__Your task__
Please rewrite the material below, changing "freezing cylinder" to "chilling cylinder" and leaving everything else as it is. Omit the pictures from your answer.

Stored data:
-- begin --
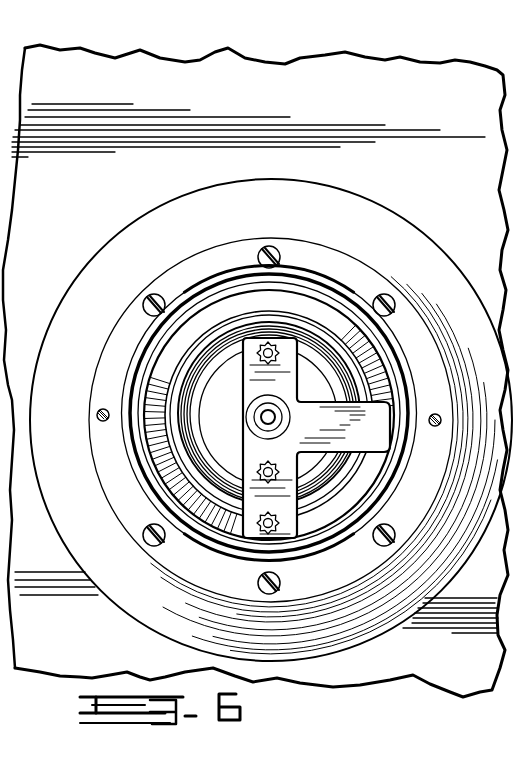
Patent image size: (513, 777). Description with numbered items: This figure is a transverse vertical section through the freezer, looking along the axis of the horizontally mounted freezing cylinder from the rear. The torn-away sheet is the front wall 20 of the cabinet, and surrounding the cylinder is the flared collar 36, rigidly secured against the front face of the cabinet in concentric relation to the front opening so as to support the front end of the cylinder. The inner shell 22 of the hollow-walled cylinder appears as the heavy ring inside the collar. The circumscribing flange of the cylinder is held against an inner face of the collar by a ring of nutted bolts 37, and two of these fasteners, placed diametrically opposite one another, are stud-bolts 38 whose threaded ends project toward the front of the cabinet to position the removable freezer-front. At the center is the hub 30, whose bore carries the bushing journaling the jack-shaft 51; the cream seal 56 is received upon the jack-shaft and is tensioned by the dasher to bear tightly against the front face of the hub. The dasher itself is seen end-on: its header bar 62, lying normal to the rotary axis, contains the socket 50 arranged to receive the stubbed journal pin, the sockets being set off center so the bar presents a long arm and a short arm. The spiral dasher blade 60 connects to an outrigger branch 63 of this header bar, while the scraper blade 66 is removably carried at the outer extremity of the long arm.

The front wall 20 is at (234, 63).
The inner shell 22 is at (152, 343).
The hub 30 is at (212, 393).
The flared collar 36 is at (172, 218).
The nutted bolts 37 is at (380, 297).
The stud-bolts 38 is at (96, 416).
The socket 50 is at (283, 423).
The jack-shaft 51 is at (258, 419).
The cream seal 56 is at (233, 377).
The dasher blade 60 is at (170, 480).
The header bar 62 is at (290, 508).
The outrigger branch 63 is at (378, 442).
The scraper blade 66 is at (280, 517).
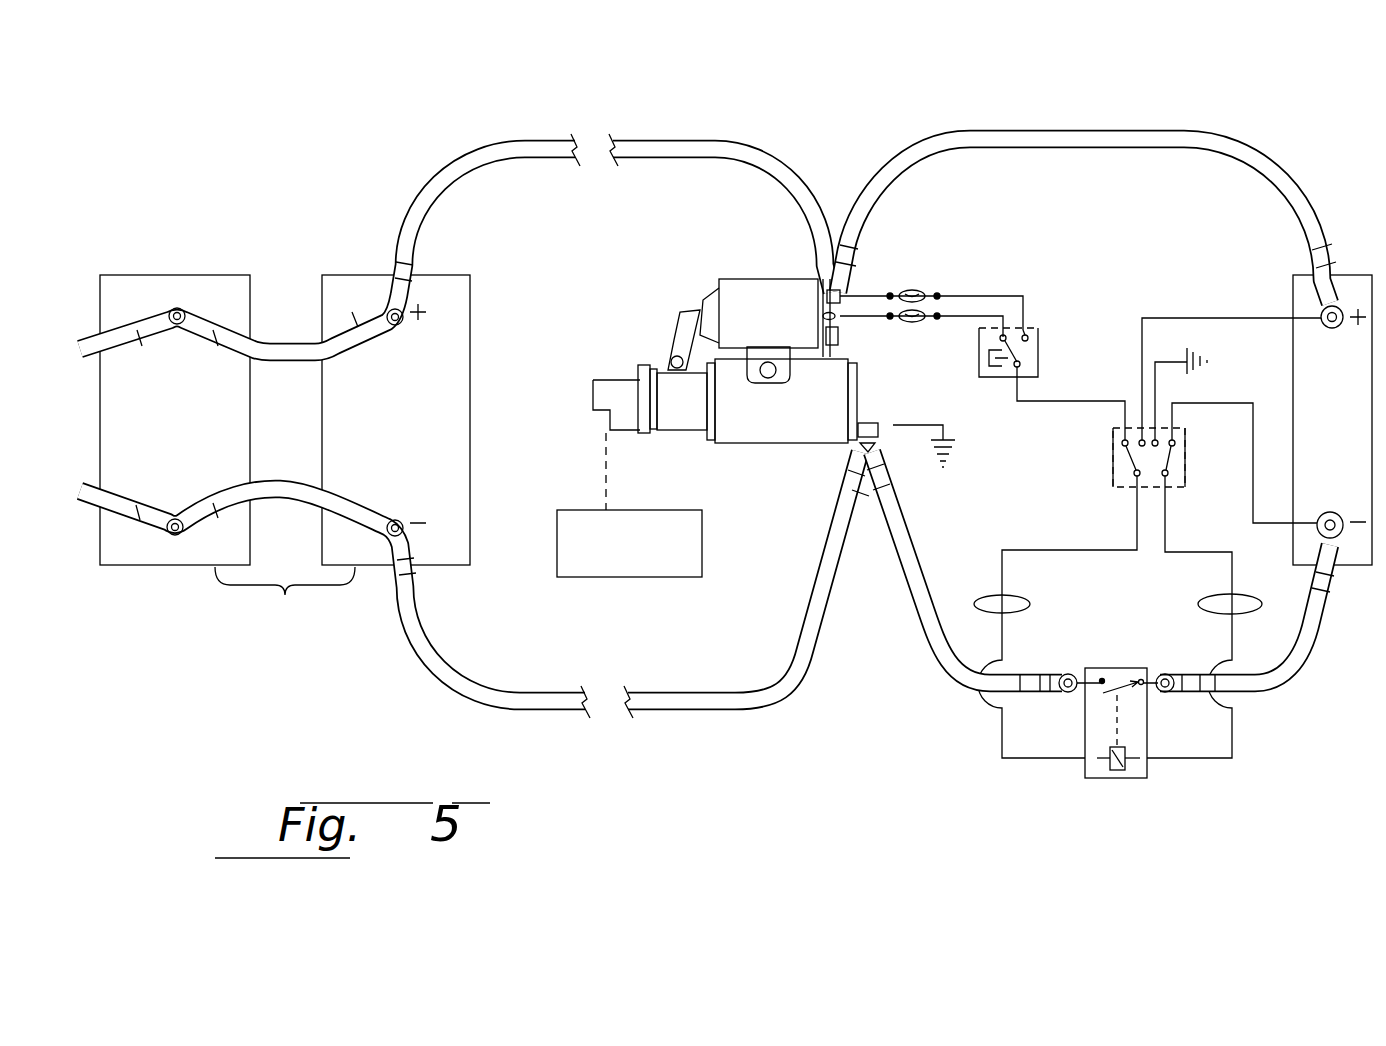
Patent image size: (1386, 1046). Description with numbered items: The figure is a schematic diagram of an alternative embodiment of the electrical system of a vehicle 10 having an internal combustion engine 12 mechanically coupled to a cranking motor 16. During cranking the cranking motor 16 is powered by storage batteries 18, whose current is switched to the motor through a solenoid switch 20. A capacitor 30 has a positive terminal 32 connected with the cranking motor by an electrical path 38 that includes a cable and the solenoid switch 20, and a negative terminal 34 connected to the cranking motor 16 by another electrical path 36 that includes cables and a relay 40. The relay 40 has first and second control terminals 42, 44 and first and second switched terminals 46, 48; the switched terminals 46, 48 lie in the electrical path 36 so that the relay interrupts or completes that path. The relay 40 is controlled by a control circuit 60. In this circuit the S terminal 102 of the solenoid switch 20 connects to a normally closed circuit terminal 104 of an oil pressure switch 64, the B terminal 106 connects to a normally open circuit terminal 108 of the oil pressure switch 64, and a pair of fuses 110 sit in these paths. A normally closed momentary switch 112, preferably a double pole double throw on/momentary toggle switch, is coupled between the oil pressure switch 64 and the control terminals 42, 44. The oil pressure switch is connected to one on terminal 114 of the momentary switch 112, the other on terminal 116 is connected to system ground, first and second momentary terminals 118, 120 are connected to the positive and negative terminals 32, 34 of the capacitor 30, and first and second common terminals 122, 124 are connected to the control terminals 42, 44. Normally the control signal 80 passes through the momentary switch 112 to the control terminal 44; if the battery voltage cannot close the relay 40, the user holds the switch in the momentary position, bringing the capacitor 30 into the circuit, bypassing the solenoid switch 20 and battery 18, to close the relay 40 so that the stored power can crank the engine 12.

The vehicle 10 is at (577, 244).
The internal combustion engine 12 is at (629, 505).
The cranking motor 16 is at (763, 450).
The storage batteries 18 is at (285, 455).
The solenoid switch 20 is at (753, 277).
The capacitor 30 is at (1293, 442).
The positive terminal 32 is at (1322, 311).
The negative terminal 34 is at (1318, 511).
The electrical path 36 is at (1293, 675).
The electrical path 38 is at (1112, 130).
The relay 40 is at (1113, 667).
The first control terminal 42 is at (1087, 760).
The second control terminal 44 is at (1150, 760).
The first switched terminal 46 is at (1070, 675).
The second switched terminal 48 is at (1170, 675).
The control circuit 60 is at (1084, 339).
The oil pressure switch 64 is at (979, 363).
The control signal 80 is at (1251, 603).
The S terminal 102 is at (837, 321).
The normally closed circuit terminal 104 is at (1000, 335).
The B terminal 106 is at (860, 290).
The normally open circuit terminal 108 is at (1037, 333).
The fuses 110 is at (920, 290).
The momentary switch 112 is at (1187, 462).
The on terminal 114 is at (1117, 443).
The on terminal 116 is at (1158, 428).
The first momentary terminal 118 is at (1130, 427).
The second momentary terminal 120 is at (1180, 437).
The first common terminal 122 is at (1190, 313).
The second common terminal 124 is at (1253, 423).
-- end --
__Result of the exercise__
Patent image size: (513, 777). Description with numbered items: This figure is a transverse vertical section through the freezer, looking along the axis of the horizontally mounted chilling cylinder from the rear. The torn-away sheet is the front wall 20 of the cabinet, and surrounding the cylinder is the flared collar 36, rigidly secured against the front face of the cabinet in concentric relation to the front opening so as to support the front end of the cylinder. The inner shell 22 of the hollow-walled cylinder appears as the heavy ring inside the collar. The circumscribing flange of the cylinder is held against an inner face of the collar by a ring of nutted bolts 37, and two of these fasteners, placed diametrically opposite one another, are stud-bolts 38 whose threaded ends project toward the front of the cabinet to position the removable freezer-front. At the center is the hub 30, whose bore carries the bushing journaling the jack-shaft 51; the cream seal 56 is received upon the jack-shaft and is tensioned by the dasher to bear tightly against the front face of the hub. The dasher itself is seen end-on: its header bar 62, lying normal to the rotary axis, contains the socket 50 arranged to receive the stubbed journal pin, the sockets being set off center so the bar presents a long arm and a short arm. The spiral dasher blade 60 connects to an outrigger branch 63 of this header bar, while the scraper blade 66 is removably carried at the outer extremity of the long arm.

The front wall 20 is at (234, 63).
The inner shell 22 is at (152, 343).
The hub 30 is at (212, 393).
The flared collar 36 is at (172, 218).
The nutted bolts 37 is at (380, 297).
The stud-bolts 38 is at (96, 416).
The socket 50 is at (283, 423).
The jack-shaft 51 is at (258, 419).
The cream seal 56 is at (233, 377).
The dasher blade 60 is at (170, 480).
The header bar 62 is at (290, 508).
The outrigger branch 63 is at (378, 442).
The scraper blade 66 is at (280, 517).
Patent image size: (1386, 1046). Description with numbered items: The figure is a schematic diagram of an alternative embodiment of the electrical system of a vehicle 10 having an internal combustion engine 12 mechanically coupled to a cranking motor 16. During cranking the cranking motor 16 is powered by storage batteries 18, whose current is switched to the motor through a solenoid switch 20. A capacitor 30 has a positive terminal 32 connected with the cranking motor by an electrical path 38 that includes a cable and the solenoid switch 20, and a negative terminal 34 connected to the cranking motor 16 by another electrical path 36 that includes cables and a relay 40. The relay 40 has first and second control terminals 42, 44 and first and second switched terminals 46, 48; the switched terminals 46, 48 lie in the electrical path 36 so that the relay interrupts or completes that path. The relay 40 is controlled by a control circuit 60. In this circuit the S terminal 102 of the solenoid switch 20 connects to a normally closed circuit terminal 104 of an oil pressure switch 64, the B terminal 106 connects to a normally open circuit terminal 108 of the oil pressure switch 64, and a pair of fuses 110 sit in these paths. A normally closed momentary switch 112, preferably a double pole double throw on/momentary toggle switch, is coupled between the oil pressure switch 64 and the control terminals 42, 44. The oil pressure switch is connected to one on terminal 114 of the momentary switch 112, the other on terminal 116 is connected to system ground, first and second momentary terminals 118, 120 are connected to the positive and negative terminals 32, 34 of the capacitor 30, and first and second common terminals 122, 124 are connected to the control terminals 42, 44. Normally the control signal 80 passes through the momentary switch 112 to the control terminal 44; if the battery voltage cannot close the relay 40, the user holds the switch in the momentary position, bringing the capacitor 30 into the circuit, bypassing the solenoid switch 20 and battery 18, to close the relay 40 so that the stored power can crank the engine 12.

The vehicle 10 is at (577, 244).
The internal combustion engine 12 is at (629, 505).
The cranking motor 16 is at (763, 450).
The storage batteries 18 is at (285, 455).
The solenoid switch 20 is at (753, 277).
The capacitor 30 is at (1293, 442).
The positive terminal 32 is at (1322, 311).
The negative terminal 34 is at (1318, 511).
The electrical path 36 is at (1293, 675).
The electrical path 38 is at (1112, 130).
The relay 40 is at (1113, 667).
The first control terminal 42 is at (1087, 760).
The second control terminal 44 is at (1150, 760).
The first switched terminal 46 is at (1070, 675).
The second switched terminal 48 is at (1170, 675).
The control circuit 60 is at (1084, 339).
The oil pressure switch 64 is at (979, 363).
The control signal 80 is at (1251, 603).
The S terminal 102 is at (837, 321).
The normally closed circuit terminal 104 is at (1000, 335).
The B terminal 106 is at (860, 290).
The normally open circuit terminal 108 is at (1037, 333).
The fuses 110 is at (920, 290).
The momentary switch 112 is at (1187, 462).
The on terminal 114 is at (1117, 443).
The on terminal 116 is at (1158, 428).
The first momentary terminal 118 is at (1130, 427).
The second momentary terminal 120 is at (1180, 437).
The first common terminal 122 is at (1190, 313).
The second common terminal 124 is at (1253, 423).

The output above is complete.